[Start of Attachment]
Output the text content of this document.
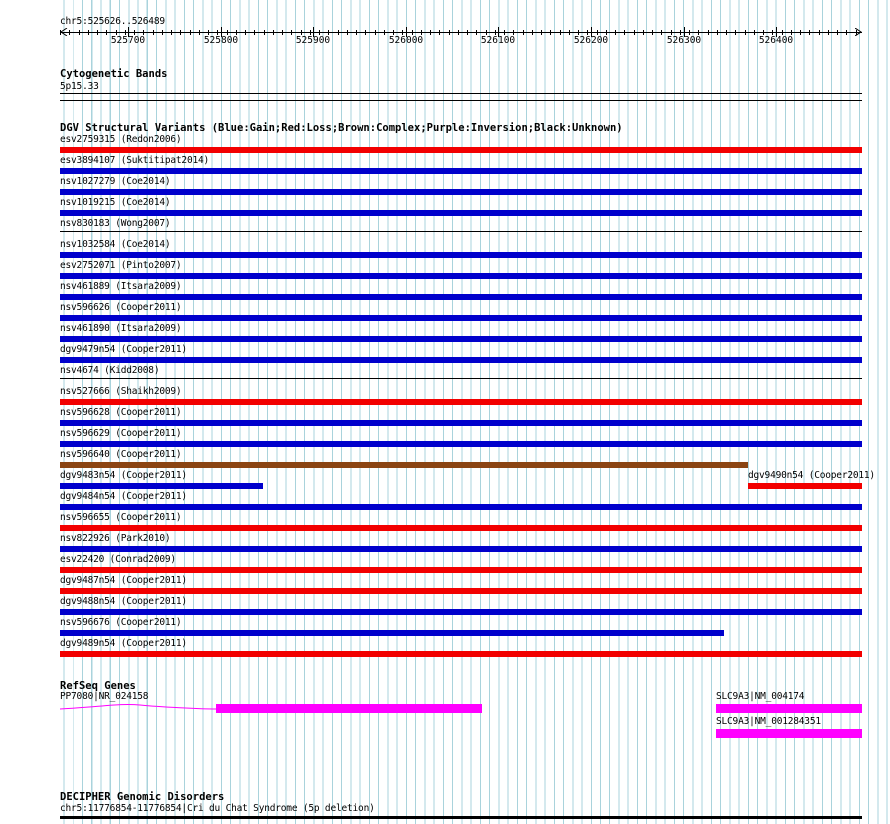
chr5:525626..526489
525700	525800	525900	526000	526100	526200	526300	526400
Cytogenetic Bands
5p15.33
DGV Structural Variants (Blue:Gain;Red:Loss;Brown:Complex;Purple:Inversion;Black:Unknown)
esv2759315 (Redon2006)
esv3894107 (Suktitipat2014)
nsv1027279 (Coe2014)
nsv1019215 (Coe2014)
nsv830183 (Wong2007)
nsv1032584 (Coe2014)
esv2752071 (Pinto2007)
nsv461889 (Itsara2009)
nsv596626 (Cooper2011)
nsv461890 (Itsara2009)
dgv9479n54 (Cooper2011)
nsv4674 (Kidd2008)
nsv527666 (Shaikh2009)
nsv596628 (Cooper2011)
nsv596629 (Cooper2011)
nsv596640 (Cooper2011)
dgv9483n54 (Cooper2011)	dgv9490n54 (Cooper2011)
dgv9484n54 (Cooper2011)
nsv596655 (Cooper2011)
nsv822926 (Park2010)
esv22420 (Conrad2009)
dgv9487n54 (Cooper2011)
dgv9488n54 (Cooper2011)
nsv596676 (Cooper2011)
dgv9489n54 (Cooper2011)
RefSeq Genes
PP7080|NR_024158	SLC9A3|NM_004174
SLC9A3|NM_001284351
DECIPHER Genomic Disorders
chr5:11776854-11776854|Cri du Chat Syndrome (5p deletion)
[End of Attachment]
(Activity) All the lines above must be written out exactly, without a single picture.

(Task answer)
Output the text content of this document.
chr5:525626..526489
525700	525800	525900	526000	526100	526200	526300	526400
Cytogenetic Bands
5p15.33
DGV Structural Variants (Blue:Gain;Red:Loss;Brown:Complex;Purple:Inversion;Black:Unknown)
esv2759315 (Redon2006)
esv3894107 (Suktitipat2014)
nsv1027279 (Coe2014)
nsv1019215 (Coe2014)
nsv830183 (Wong2007)
nsv1032584 (Coe2014)
esv2752071 (Pinto2007)
nsv461889 (Itsara2009)
nsv596626 (Cooper2011)
nsv461890 (Itsara2009)
dgv9479n54 (Cooper2011)
nsv4674 (Kidd2008)
nsv527666 (Shaikh2009)
nsv596628 (Cooper2011)
nsv596629 (Cooper2011)
nsv596640 (Cooper2011)
dgv9483n54 (Cooper2011)	dgv9490n54 (Cooper2011)
dgv9484n54 (Cooper2011)
nsv596655 (Cooper2011)
nsv822926 (Park2010)
esv22420 (Conrad2009)
dgv9487n54 (Cooper2011)
dgv9488n54 (Cooper2011)
nsv596676 (Cooper2011)
dgv9489n54 (Cooper2011)
RefSeq Genes
PP7080|NR_024158	SLC9A3|NM_004174
SLC9A3|NM_001284351
DECIPHER Genomic Disorders
chr5:11776854-11776854|Cri du Chat Syndrome (5p deletion)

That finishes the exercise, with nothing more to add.